_Exercise task 1_
Can you pull out the full paper summary word for word?

─── Source document ───

# $*$-Ricci solitons and gradient almost $*$-Ricci solitons on Kenmotsu   manifolds

**Authors:** Venkatesha Venkatesh, Devaraja Mallesha Naik, H Aruna Kumara

arXiv: 1901.05222 · 2019-12-25

## TL;DR

This paper investigates $*$-Ricci and gradient almost $*$-Ricci solitons on Kenmotsu manifolds, establishing conditions for soliton constants, curvature, and Einstein properties, with explicit examples provided.

## Contribution

It proves new results about the nature of $*$-Ricci solitons on Kenmotsu manifolds, including conditions for Einstein metrics and the behavior of potential vector fields.

## Key findings

- Soliton constant $\\lambda$ is zero for $*$-Ricci solitons on Kenmotsu manifolds.
- 3-dimensional Kenmotsu manifolds with $*$-Ricci solitons have constant sectional curvature -1.

─── Records ───

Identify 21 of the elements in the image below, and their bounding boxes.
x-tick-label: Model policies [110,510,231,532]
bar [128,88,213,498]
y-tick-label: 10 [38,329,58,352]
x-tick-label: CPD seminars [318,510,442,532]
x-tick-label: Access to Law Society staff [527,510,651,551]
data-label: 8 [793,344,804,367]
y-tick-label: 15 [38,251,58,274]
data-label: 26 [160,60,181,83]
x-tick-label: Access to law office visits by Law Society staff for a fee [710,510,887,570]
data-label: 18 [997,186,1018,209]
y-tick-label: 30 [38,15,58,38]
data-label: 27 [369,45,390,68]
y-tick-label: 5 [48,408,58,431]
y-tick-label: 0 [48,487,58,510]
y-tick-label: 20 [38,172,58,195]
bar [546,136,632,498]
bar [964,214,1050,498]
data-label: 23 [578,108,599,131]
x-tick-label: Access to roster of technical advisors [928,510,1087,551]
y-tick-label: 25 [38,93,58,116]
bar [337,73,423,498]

───

_Exercise task 2_
Could you put every line of the records that follow the paper summary into a Markdown table with columns Row and Line, leaving out blank lines?

_Task solution 1_
# $*$-Ricci solitons and gradient almost $*$-Ricci solitons on Kenmotsu   manifolds

**Authors:** Venkatesha Venkatesh, Devaraja Mallesha Naik, H Aruna Kumara

arXiv: 1901.05222 · 2019-12-25

## TL;DR

This paper investigates $*$-Ricci and gradient almost $*$-Ricci solitons on Kenmotsu manifolds, establishing conditions for soliton constants, curvature, and Einstein properties, with explicit examples provided.

## Contribution

It proves new results about the nature of $*$-Ricci solitons on Kenmotsu manifolds, including conditions for Einstein metrics and the behavior of potential vector fields.

## Key findings

- Soliton constant $\\lambda$ is zero for $*$-Ricci solitons on Kenmotsu manifolds.
- 3-dimensional Kenmotsu manifolds with $*$-Ricci solitons have constant sectional curvature -1.

_Task solution 2_
| Row | Line |
|---|---|
| 1 | Identify 21 of the elements in the image below, and their bounding boxes. |
| 2 | x-tick-label: Model policies [110,510,231,532] |
| 3 | bar [128,88,213,498] |
| 4 | y-tick-label: 10 [38,329,58,352] |
| 5 | x-tick-label: CPD seminars [318,510,442,532] |
| 6 | x-tick-label: Access to Law Society staff [527,510,651,551] |
| 7 | data-label: 8 [793,344,804,367] |
| 8 | y-tick-label: 15 [38,251,58,274] |
| 9 | data-label: 26 [160,60,181,83] |
| 10 | x-tick-label: Access to law office visits by Law Society staff for a fee [710,510,887,570] |
| 11 | data-label: 18 [997,186,1018,209] |
| 12 | y-tick-label: 30 [38,15,58,38] |
| 13 | data-label: 27 [369,45,390,68] |
| 14 | y-tick-label: 5 [48,408,58,431] |
| 15 | y-tick-label: 0 [48,487,58,510] |
| 16 | y-tick-label: 20 [38,172,58,195] |
| 17 | bar [546,136,632,498] |
| 18 | bar [964,214,1050,498] |
| 19 | data-label: 23 [578,108,599,131] |
| 20 | x-tick-label: Access to roster of technical advisors [928,510,1087,551] |
| 21 | y-tick-label: 25 [38,93,58,116] |
| 22 | bar [337,73,423,498] |